DO THIS:
From the line that includes "What's the underlying" to the last line of the data, quote each line precisely; both boundary lines belong in the answer.

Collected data
┄┄┄┄┄┄┄┄┄┄┄┄┄┄┄┄┄┄┄┄

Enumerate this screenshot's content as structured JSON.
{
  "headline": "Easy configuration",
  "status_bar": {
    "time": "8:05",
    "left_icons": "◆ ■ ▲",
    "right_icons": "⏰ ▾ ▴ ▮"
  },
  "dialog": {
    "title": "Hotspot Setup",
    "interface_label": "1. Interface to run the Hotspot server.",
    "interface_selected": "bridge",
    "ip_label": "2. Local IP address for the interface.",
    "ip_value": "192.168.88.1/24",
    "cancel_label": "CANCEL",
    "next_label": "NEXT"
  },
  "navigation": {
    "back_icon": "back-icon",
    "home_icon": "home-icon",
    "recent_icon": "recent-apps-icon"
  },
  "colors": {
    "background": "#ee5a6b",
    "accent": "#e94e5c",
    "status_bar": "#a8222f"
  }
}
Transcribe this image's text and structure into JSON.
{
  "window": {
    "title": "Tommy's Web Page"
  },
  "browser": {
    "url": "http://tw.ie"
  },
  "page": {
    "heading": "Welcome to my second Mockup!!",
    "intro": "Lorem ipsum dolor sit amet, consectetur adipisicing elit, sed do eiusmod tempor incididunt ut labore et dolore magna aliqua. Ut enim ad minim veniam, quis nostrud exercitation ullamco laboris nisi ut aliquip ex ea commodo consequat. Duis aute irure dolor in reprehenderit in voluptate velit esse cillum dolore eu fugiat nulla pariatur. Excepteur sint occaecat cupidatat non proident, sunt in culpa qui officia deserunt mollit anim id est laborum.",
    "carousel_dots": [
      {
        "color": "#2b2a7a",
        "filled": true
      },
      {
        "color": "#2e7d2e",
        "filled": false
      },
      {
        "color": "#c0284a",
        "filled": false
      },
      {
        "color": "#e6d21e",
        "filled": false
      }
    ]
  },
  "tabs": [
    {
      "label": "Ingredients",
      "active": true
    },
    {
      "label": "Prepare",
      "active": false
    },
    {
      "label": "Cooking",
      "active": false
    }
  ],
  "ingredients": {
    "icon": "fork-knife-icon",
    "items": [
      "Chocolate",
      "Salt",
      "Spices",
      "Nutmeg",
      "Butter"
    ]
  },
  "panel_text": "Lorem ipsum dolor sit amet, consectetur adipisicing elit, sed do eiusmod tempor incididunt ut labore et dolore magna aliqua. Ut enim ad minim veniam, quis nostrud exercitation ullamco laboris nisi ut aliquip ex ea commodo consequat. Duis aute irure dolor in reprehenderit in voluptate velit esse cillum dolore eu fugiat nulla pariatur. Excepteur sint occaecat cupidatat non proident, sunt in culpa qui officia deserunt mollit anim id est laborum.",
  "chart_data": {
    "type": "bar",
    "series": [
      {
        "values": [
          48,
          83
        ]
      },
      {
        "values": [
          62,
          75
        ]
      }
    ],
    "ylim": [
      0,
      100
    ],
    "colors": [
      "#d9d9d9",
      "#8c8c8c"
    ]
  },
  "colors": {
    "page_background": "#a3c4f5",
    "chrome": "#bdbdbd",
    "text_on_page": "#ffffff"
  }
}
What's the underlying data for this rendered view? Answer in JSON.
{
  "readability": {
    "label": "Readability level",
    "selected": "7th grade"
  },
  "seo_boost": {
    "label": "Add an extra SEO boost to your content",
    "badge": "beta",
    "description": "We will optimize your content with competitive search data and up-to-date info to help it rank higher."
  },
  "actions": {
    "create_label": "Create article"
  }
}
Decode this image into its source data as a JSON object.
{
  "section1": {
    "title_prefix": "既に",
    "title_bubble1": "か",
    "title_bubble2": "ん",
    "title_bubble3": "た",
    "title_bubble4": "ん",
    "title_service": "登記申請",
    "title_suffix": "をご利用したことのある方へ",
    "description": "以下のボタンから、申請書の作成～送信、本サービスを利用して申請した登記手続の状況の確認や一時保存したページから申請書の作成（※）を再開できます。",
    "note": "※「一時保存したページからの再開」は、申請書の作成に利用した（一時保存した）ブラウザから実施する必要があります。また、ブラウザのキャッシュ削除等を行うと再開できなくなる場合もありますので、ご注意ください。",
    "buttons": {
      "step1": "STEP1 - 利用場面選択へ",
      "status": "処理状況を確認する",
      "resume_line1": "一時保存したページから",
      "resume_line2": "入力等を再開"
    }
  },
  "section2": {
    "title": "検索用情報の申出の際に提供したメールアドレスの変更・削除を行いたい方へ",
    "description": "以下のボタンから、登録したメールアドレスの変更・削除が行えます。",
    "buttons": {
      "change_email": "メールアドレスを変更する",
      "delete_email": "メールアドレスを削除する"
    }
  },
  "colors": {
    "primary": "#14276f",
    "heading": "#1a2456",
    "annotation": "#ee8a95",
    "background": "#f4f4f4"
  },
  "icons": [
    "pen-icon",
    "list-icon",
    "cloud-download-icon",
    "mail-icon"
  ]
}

┄┄┄┄┄┄┄┄┄┄┄┄┄┄┄┄┄┄┄┄

COMPLETE RESPONSE:
What's the underlying data for this rendered view? Answer in JSON.
{
  "readability": {
    "label": "Readability level",
    "selected": "7th grade"
  },
  "seo_boost": {
    "label": "Add an extra SEO boost to your content",
    "badge": "beta",
    "description": "We will optimize your content with competitive search data and up-to-date info to help it rank higher."
  },
  "actions": {
    "create_label": "Create article"
  }
}
Decode this image into its source data as a JSON object.
{
  "section1": {
    "title_prefix": "既に",
    "title_bubble1": "か",
    "title_bubble2": "ん",
    "title_bubble3": "た",
    "title_bubble4": "ん",
    "title_service": "登記申請",
    "title_suffix": "をご利用したことのある方へ",
    "description": "以下のボタンから、申請書の作成～送信、本サービスを利用して申請した登記手続の状況の確認や一時保存したページから申請書の作成（※）を再開できます。",
    "note": "※「一時保存したページからの再開」は、申請書の作成に利用した（一時保存した）ブラウザから実施する必要があります。また、ブラウザのキャッシュ削除等を行うと再開できなくなる場合もありますので、ご注意ください。",
    "buttons": {
      "step1": "STEP1 - 利用場面選択へ",
      "status": "処理状況を確認する",
      "resume_line1": "一時保存したページから",
      "resume_line2": "入力等を再開"
    }
  },
  "section2": {
    "title": "検索用情報の申出の際に提供したメールアドレスの変更・削除を行いたい方へ",
    "description": "以下のボタンから、登録したメールアドレスの変更・削除が行えます。",
    "buttons": {
      "change_email": "メールアドレスを変更する",
      "delete_email": "メールアドレスを削除する"
    }
  },
  "colors": {
    "primary": "#14276f",
    "heading": "#1a2456",
    "annotation": "#ee8a95",
    "background": "#f4f4f4"
  },
  "icons": [
    "pen-icon",
    "list-icon",
    "cloud-download-icon",
    "mail-icon"
  ]
}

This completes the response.